CONSIGNA 1:
Determine si cada una de las afirmaciones siguientes concuerda con el texto sobre la pirotecnia en Lima: (a) Bobby era un perro de raza pura; (b) los tranquilizantes lograban calmar a Bobby; (c) la noche en la clínica San Borja ocurrió en diciembre del 2001. Responda sí o no en cada caso y cite literalmente las palabras del texto que lo deciden.
CONSIGNA 2:
Prosiga el texto sobre la pirotecnia en Lima a partir de su última oración.

TEXTO DE LECTURA:

Habiendo enterrado sucesivamente siete leales perros que sufrieron estoica e inmisericordemente, cada uno de ellos, la inútil ferocidad pirotécnica limeña de cada diciembre que tuvieron vida, ostento la autoridad moral para sugerir cordialmente que todo uso futuro de estos artefactos se restrinja a realizarse en algún lugar de la anatomía de quien los encienda, ahí donde el sol no tenga manera alguna de llegar. Justo ahí.
La tembladera y crisis nerviosa que consume a las mascotas en estas fiestas en que sus amos se dedican a la gula y a las compras acompañados de buenos sentimientos laterales no tiene nombre ni razón de ser defendible.
Recuerdo a Bobby. Noble y guapo chusco mezcla de pastor alemán con sabe Dios qué, aullando quedamente y temblando con taquicardia a pesar de tranquilizantes opacados por el aroma a panetón y pólvora. Es como si su sufrimiento siguiera sucediendo bajo tierra entre lo que quede de sus huesos y su collar favorito.
Eso en lo que se refiere a las mascotas, víctimas no consultadas de tan necia celebración. Pues los primeros afectados por la desconsideración ajena son aquellos de la propia especie internados en hospitales, enfermos o solos, para quienes el desproporcionado estruendo es un castigo sin culpa que se añade a su dolor.
Una noche de los últimos días de diciembre del 2001, desde la ventana de un piso alto de la clínica San Borja, trataba de entender a la distancia qué significaban el fuego, ruido y humareda que se veían suceder en el Centro. Mi padre estaba en cama con una incisión curva recién cosida que le recorría el espacio entre dos costillas esperando a que los analgésicos funcionaran y que lo que encontraron adentro suyo no retornara. Me preguntaba qué era todo ese ruido y le respondía no lo sé. En el Centro casi trescientas personas empezaban a morir quemadas. Eso era Mesa Redonda.

DATOS:
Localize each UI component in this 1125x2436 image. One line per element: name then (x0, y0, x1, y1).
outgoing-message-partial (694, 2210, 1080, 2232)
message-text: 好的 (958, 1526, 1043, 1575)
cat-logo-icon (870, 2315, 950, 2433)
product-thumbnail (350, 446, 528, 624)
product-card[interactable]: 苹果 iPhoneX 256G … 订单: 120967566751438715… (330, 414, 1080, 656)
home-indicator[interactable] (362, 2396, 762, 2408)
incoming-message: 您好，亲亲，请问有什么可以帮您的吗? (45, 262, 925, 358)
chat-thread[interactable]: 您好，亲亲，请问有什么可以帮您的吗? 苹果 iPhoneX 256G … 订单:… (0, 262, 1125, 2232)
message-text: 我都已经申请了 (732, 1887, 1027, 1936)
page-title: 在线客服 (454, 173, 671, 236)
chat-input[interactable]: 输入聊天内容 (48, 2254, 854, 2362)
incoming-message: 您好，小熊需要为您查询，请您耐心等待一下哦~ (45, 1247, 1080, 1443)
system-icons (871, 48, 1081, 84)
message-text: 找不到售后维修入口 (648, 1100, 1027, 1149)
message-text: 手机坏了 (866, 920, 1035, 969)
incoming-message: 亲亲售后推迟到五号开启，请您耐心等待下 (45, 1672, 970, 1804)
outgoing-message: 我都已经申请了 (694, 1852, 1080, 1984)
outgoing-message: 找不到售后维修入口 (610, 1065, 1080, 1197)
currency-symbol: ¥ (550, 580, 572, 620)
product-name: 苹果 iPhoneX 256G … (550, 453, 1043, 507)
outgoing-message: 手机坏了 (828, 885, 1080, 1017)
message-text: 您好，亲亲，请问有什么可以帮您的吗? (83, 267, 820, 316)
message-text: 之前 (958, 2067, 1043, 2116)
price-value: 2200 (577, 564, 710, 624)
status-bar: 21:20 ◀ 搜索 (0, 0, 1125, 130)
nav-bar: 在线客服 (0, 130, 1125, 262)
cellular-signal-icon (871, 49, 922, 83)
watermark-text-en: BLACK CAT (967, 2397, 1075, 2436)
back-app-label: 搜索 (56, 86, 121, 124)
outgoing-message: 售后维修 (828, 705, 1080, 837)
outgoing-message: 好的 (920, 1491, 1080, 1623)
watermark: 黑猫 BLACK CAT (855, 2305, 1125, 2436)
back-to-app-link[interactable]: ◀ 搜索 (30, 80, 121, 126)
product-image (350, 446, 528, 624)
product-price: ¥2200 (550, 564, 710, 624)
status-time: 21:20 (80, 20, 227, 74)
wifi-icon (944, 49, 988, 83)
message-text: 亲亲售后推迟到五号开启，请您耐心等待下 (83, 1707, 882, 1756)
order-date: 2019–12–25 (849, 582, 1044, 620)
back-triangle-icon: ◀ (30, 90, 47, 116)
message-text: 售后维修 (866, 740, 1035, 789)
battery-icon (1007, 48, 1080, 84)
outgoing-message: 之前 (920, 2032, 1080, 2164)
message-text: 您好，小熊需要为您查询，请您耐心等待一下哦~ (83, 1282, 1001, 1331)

RESULTADO 1:
(a) No: «chusco mezcla de pastor alemán con sabe Dios qué».
(b) No: «aullando quedamente y temblando con taquicardia a pesar de tranquilizantes».
(c) Sí: «Una noche de los últimos días de diciembre del 2001».

RESULTADO 2:
Hubo un momento en que reventar cohetes era un divertimento morboso y juvenil. Hacíamos guerra de cohetones premuniéndonos de un arsenal que ahora sería no solo políticamente incorrecto sino ilegal. Y que obligaba a una antesala experimental donde chanchitos de tierra eran inútilmente sacrificados en nombre de la curiosidad púber: en esas ociosas tardes de diciembre era menester constatar qué les sucedía a estos animales cuando un cohetecillo les detonaba sobre la espalda. El resultado, sin sangre de por medio, era insulso.
Aún se evoca con venenoso agrado el olor a rascapiés, perfume violento y transgresor. A más bulla más Navidad, más Año Nuevo, mayor deleite en quemar eufóricamente una etapa y pasar un año que indefectiblemente reclamaba otro lo antes posible porque sí y porque empezaba con un verano nuevo. Era la inconciencia propia de cuando aún no se sabe que el tiempo siempre quedará corto. Ya nadie está apurado.